Your instructions :: Extract each line of the records below that contains the word "builder".

Supplied records ::
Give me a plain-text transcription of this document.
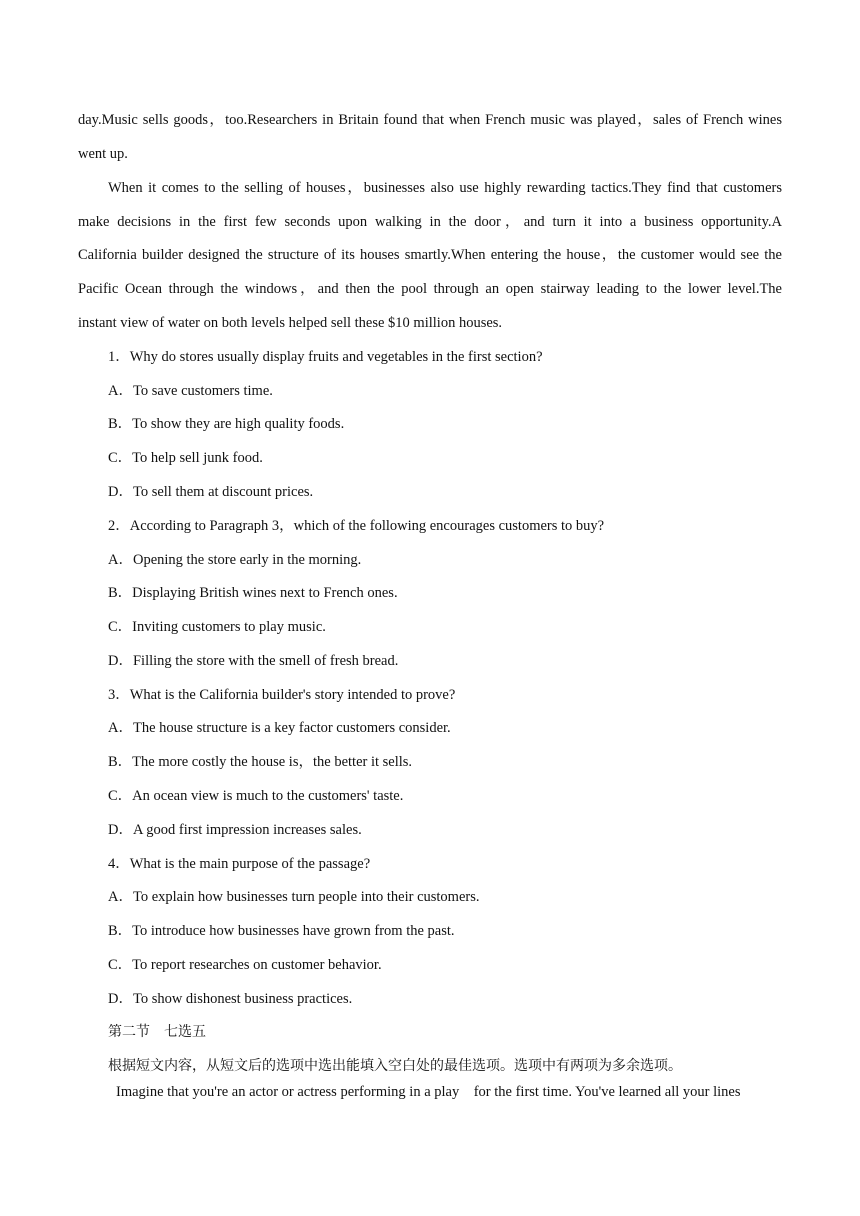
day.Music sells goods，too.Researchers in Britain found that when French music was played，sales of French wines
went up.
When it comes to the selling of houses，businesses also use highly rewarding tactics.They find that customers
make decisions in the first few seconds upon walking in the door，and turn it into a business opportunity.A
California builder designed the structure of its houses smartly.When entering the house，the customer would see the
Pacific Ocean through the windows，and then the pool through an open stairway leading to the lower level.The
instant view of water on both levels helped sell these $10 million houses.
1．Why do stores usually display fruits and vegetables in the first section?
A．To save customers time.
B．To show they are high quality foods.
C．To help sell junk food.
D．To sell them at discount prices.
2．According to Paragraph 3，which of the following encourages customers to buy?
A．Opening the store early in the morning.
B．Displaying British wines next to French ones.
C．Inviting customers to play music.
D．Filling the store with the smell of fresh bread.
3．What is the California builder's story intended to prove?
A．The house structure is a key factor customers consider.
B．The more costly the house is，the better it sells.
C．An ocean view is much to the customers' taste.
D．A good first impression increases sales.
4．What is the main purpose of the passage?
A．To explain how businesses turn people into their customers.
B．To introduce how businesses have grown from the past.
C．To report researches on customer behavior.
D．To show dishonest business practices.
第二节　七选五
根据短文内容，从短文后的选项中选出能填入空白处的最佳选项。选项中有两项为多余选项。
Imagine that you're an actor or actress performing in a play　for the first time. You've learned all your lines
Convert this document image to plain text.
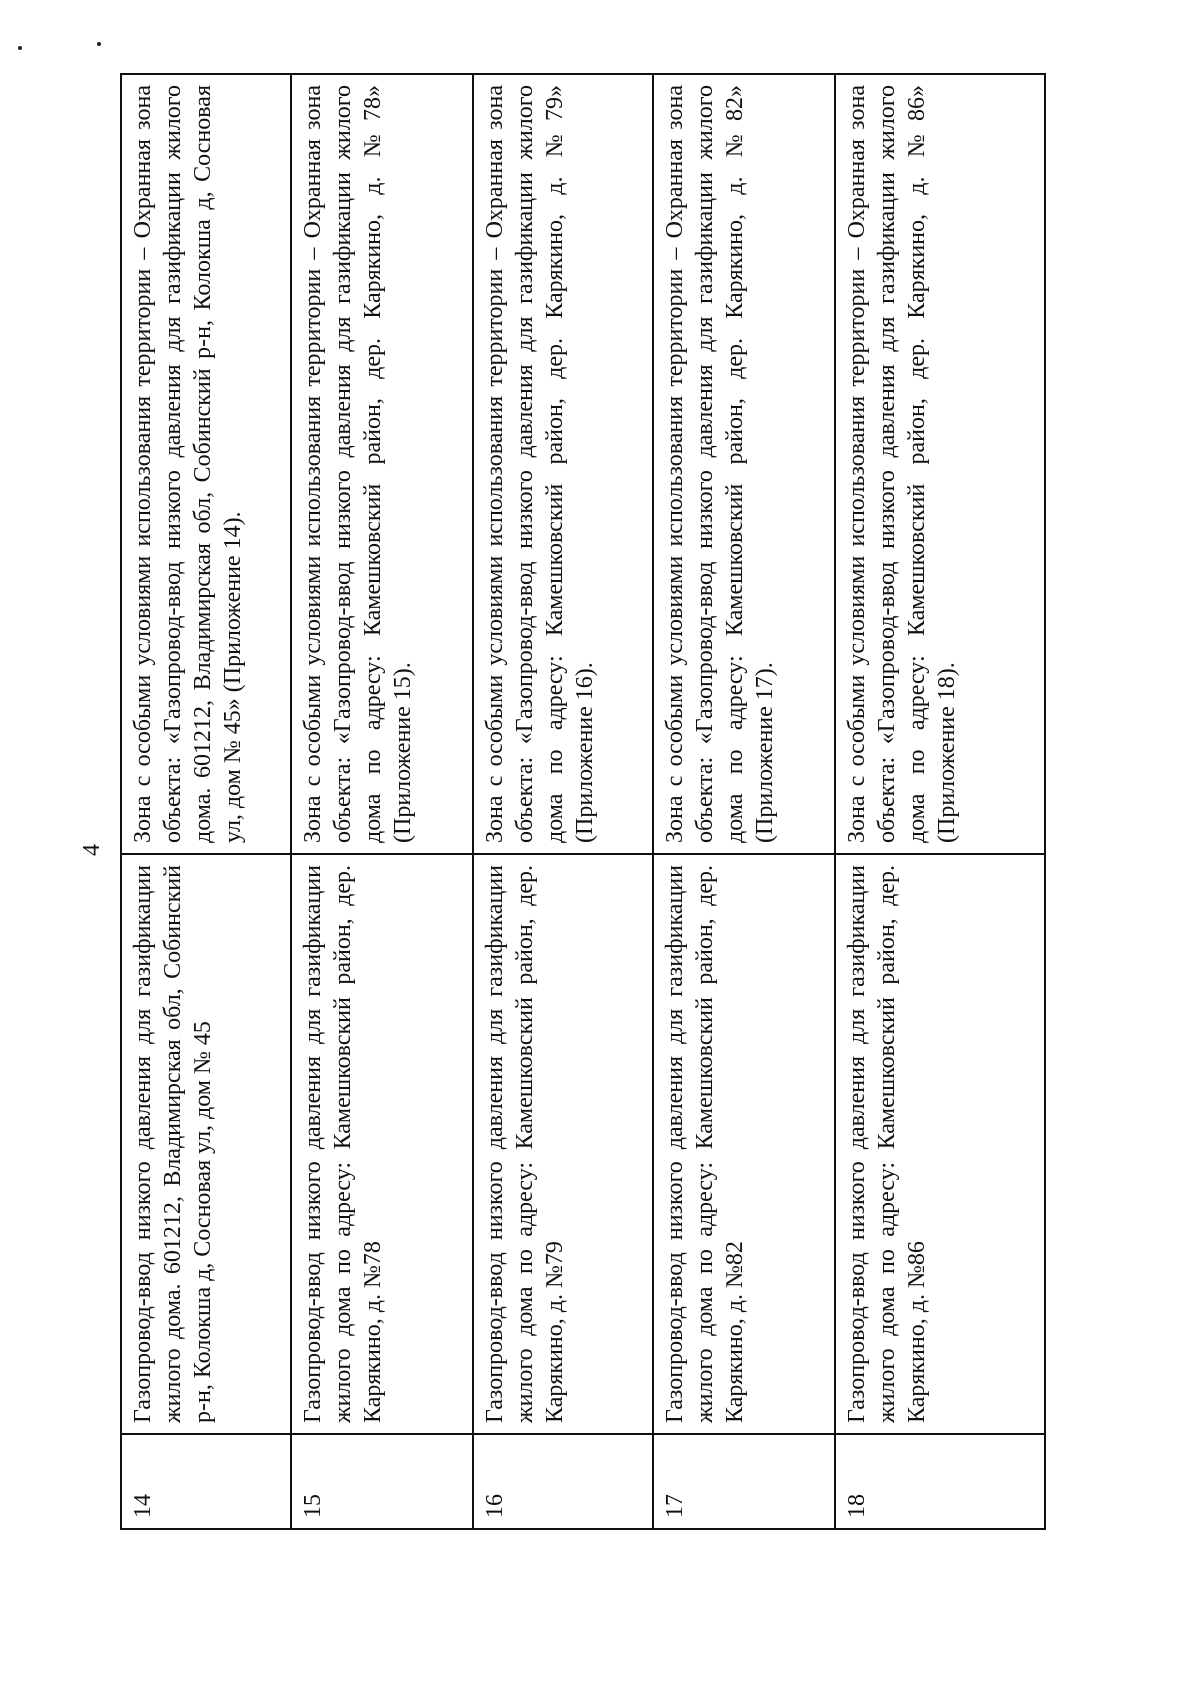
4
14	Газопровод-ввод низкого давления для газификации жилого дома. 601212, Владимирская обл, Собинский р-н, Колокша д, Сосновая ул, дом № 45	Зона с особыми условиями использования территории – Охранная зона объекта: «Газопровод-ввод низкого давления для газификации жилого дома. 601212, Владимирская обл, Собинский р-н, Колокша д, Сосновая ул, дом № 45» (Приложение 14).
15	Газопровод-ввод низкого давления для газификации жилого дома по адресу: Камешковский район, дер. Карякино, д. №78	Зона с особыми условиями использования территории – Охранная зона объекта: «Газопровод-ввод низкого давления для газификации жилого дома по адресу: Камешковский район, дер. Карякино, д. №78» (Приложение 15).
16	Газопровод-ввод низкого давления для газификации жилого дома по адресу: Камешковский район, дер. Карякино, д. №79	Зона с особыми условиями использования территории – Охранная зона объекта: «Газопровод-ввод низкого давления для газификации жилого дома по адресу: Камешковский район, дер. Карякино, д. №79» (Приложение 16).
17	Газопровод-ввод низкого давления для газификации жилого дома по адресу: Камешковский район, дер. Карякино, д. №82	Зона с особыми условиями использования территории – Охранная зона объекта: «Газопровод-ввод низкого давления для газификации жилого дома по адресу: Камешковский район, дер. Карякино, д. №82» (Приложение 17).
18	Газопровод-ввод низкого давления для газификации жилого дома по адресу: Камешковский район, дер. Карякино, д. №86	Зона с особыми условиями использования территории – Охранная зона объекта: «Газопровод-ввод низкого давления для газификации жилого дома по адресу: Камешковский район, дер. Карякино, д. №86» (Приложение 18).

Expected output ::
California builder designed the structure of its houses smartly.When entering the house，the customer would see the
3．What is the California builder's story intended to prove?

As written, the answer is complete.